━━ Records for this exercise
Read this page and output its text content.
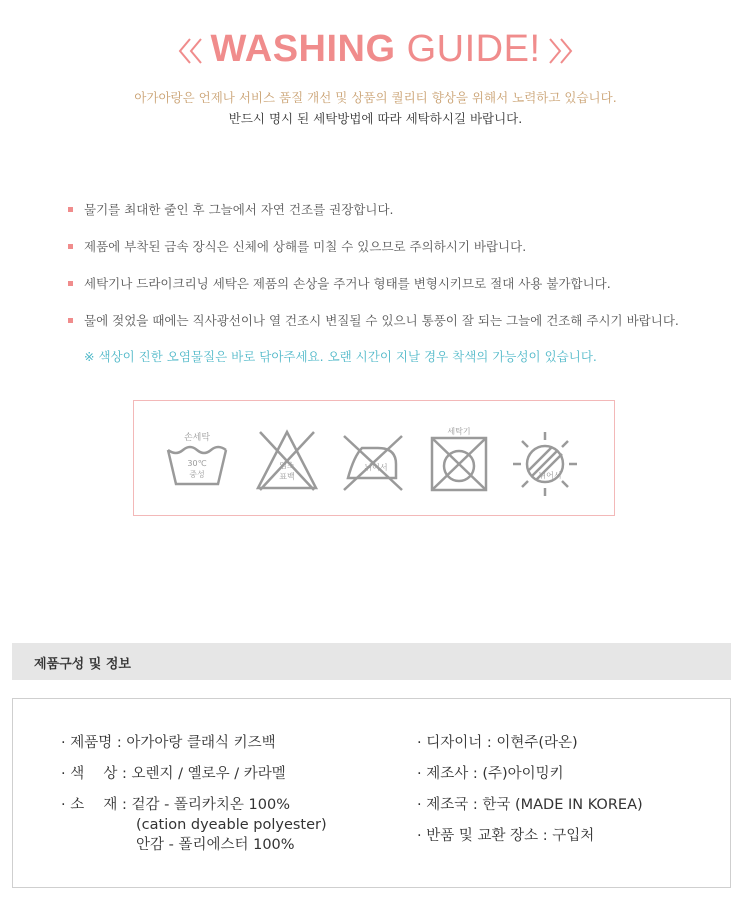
WASHING GUIDE!
아가아랑은 언제나 서비스 품질 개선 및 상품의 퀄리티 향상을 위해서 노력하고 있습니다.
반드시 명시 된 세탁방법에 따라 세탁하시길 바랍니다.
물기를 최대한 줄인 후 그늘에서 자연 건조를 권장합니다.
제품에 부착된 금속 장식은 신체에 상해를 미칠 수 있으므로 주의하시기 바랍니다.
세탁기나 드라이크리닝 세탁은 제품의 손상을 주거나 형태를 변형시키므로 절대 사용 불가합니다.
물에 젖었을 때에는 직사광선이나 열 건조시 변질될 수 있으니 통풍이 잘 되는 그늘에 건조해 주시기 바랍니다.
※ 색상이 진한 오염물질은 바로 닦아주세요. 오랜 시간이 지날 경우 착색의 가능성이 있습니다.
손세탁
30℃
중성
염소
표백
뉘어서
세탁기
뉘어서
제품구성 및 정보
· 제품명 : 아가아랑 클래식 키즈백
· 색　 상 : 오렌지 / 옐로우 / 카라멜
· 소　 재 : 겉감 - 폴리카치온 100%
(cation dyeable polyester)
안감 - 폴리에스터 100%
· 디자이너 : 이현주(라온)
· 제조사 : (주)아이밍키
· 제조국 : 한국 (MADE IN KOREA)
· 반품 및 교환 장소 : 구입처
━━━━
● **Given exercise**
Copy every line of the data word for word, omitting the images.

● **Final answer**
Read this page and output its text content.
WASHING GUIDE!
아가아랑은 언제나 서비스 품질 개선 및 상품의 퀄리티 향상을 위해서 노력하고 있습니다.
반드시 명시 된 세탁방법에 따라 세탁하시길 바랍니다.
물기를 최대한 줄인 후 그늘에서 자연 건조를 권장합니다.
제품에 부착된 금속 장식은 신체에 상해를 미칠 수 있으므로 주의하시기 바랍니다.
세탁기나 드라이크리닝 세탁은 제품의 손상을 주거나 형태를 변형시키므로 절대 사용 불가합니다.
물에 젖었을 때에는 직사광선이나 열 건조시 변질될 수 있으니 통풍이 잘 되는 그늘에 건조해 주시기 바랍니다.
※ 색상이 진한 오염물질은 바로 닦아주세요. 오랜 시간이 지날 경우 착색의 가능성이 있습니다.
손세탁
30℃
중성
염소
표백
뉘어서
세탁기
뉘어서
제품구성 및 정보
· 제품명 : 아가아랑 클래식 키즈백
· 색　 상 : 오렌지 / 옐로우 / 카라멜
· 소　 재 : 겉감 - 폴리카치온 100%
(cation dyeable polyester)
안감 - 폴리에스터 100%
· 디자이너 : 이현주(라온)
· 제조사 : (주)아이밍키
· 제조국 : 한국 (MADE IN KOREA)
· 반품 및 교환 장소 : 구입처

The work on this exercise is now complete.